REQUIREMENT A.
Reproduce the passage on risk capital in Ireland word for word, from "In practice, it" up to and including "the new backers.".

High quality investors have the financial muscle to sustain a company through the challenges of growth. A start-up rarely gets its proposition correct first time, and may need several rounds of finance as it grows and develops its strategy. Good investors work with a management team, not least through their industry networks and experience, and reward success whilst protecting themselves against any demise of the firm.

A common deficiency of risk capital in Ireland today is inadequate capacity for follow-through. The Innovation Taskforce (of which I was a member) observed the deficit of early stage risk capital in 2010, which has now been modestly addressed by national policy. But the Taskforce did not suggest – nor expect – that greater seed stage capacity would be at the expense of growth stage capital.

In practice, it would appear that several seed stage funds operating here have shallow pockets for expansion capital. When seeking out new investors to continue the momentum of a company, it is not unusual for CEOs in Ireland to become mediators between current and potential new shareholders. New investors can bring substantial finance, and want the CEO and management to be aggressively motivated. But existing investors who have insufficient resources to further invest may become sidelined and even attempt to veto the entry of the new backers.

INPUT ROWS.
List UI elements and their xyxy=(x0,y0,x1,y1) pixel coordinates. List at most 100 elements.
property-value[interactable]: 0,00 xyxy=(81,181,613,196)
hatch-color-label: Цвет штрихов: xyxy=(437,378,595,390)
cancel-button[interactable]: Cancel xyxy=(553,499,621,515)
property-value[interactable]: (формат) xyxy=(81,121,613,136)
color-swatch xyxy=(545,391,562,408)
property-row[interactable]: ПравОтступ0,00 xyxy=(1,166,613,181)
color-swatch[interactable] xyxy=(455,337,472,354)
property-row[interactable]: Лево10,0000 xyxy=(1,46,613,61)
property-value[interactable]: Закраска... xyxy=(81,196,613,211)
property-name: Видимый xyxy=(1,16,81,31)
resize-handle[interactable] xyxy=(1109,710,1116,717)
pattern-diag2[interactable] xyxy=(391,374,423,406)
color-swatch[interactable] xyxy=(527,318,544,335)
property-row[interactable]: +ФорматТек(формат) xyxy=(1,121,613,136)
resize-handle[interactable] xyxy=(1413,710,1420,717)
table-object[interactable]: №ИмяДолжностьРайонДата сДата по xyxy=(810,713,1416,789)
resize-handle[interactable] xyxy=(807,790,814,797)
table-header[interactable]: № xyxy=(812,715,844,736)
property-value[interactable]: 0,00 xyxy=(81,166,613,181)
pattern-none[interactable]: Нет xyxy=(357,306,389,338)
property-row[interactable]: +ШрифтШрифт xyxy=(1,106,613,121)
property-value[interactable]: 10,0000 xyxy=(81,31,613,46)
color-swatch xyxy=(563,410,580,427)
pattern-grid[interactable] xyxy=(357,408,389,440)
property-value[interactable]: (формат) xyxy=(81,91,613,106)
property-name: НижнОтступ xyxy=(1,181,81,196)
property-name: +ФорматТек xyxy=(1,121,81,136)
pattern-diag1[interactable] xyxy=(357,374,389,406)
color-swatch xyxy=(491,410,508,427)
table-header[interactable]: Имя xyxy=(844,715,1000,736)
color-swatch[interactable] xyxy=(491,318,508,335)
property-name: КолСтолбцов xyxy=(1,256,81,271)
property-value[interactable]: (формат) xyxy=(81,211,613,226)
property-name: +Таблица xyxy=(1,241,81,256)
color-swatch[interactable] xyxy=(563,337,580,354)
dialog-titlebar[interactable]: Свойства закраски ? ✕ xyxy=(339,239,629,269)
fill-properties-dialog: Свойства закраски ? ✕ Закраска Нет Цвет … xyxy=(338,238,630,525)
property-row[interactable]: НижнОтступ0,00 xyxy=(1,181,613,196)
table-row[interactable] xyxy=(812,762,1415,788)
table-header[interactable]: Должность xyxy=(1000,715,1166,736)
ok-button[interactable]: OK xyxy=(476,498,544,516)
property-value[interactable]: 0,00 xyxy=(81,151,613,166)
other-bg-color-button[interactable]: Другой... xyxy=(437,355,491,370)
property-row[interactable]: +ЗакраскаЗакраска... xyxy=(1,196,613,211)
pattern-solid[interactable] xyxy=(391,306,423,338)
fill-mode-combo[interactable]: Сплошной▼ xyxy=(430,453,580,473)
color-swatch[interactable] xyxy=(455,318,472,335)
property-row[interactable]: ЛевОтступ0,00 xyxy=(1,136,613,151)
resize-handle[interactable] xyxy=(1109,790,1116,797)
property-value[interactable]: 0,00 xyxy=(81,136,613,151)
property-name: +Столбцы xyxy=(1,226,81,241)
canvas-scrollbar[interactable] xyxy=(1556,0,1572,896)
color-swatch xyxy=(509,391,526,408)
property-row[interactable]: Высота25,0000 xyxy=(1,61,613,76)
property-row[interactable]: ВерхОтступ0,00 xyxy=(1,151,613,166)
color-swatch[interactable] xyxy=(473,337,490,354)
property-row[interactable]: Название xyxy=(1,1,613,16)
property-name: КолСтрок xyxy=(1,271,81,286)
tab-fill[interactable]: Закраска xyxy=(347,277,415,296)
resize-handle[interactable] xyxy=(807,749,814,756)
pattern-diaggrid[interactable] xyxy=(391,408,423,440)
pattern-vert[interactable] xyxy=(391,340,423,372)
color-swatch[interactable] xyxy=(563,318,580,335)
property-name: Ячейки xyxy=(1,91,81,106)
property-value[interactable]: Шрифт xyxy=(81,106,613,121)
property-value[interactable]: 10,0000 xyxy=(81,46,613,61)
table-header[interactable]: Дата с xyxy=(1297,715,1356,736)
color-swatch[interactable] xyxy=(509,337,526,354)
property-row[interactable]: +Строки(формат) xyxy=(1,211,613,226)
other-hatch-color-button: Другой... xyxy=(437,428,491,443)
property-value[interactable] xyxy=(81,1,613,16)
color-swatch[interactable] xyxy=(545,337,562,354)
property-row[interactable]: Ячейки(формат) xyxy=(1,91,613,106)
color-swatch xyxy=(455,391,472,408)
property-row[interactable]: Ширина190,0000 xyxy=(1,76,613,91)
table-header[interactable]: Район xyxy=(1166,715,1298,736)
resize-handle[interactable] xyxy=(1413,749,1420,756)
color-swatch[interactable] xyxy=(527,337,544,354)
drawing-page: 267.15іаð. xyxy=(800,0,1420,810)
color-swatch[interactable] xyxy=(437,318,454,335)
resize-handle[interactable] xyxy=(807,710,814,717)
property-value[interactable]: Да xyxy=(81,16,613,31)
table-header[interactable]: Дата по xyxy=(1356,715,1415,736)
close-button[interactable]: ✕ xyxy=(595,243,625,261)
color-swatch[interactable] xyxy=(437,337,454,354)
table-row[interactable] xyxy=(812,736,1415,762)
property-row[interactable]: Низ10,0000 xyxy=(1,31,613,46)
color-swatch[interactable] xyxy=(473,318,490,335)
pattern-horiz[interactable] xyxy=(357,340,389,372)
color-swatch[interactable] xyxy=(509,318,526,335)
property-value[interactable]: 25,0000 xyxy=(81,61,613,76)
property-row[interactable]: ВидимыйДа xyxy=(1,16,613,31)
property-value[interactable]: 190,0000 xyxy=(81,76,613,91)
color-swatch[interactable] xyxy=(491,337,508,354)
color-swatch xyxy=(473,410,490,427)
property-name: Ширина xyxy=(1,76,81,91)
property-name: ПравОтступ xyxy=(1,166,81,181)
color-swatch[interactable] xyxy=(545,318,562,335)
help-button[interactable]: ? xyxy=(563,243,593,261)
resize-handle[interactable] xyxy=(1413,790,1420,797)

REQUIREMENT B.
Arrange the rows, from their first line up to and including the line with "hatch-color-label: Цвет штрихов: xyxy=(437,378,595,390)", as a numbered list, leaving out blank lines.

ANSWER A.
In practice, it would appear that several seed stage funds operating here have shallow pockets for expansion capital. When seeking out new investors to continue the momentum of a company, it is not unusual for CEOs in Ireland to become mediators between current and potential new shareholders. New investors can bring substantial finance, and want the CEO and management to be aggressively motivated. But existing investors who have insufficient resources to further invest may become sidelined and even attempt to veto the entry of the new backers.

ANSWER B.
1. List UI elements and their xyxy=(x0,y0,x1,y1) pixel coordinates. List at most 100 elements.
2. property-value[interactable]: 0,00 xyxy=(81,181,613,196)
3. hatch-color-label: Цвет штрихов: xyxy=(437,378,595,390)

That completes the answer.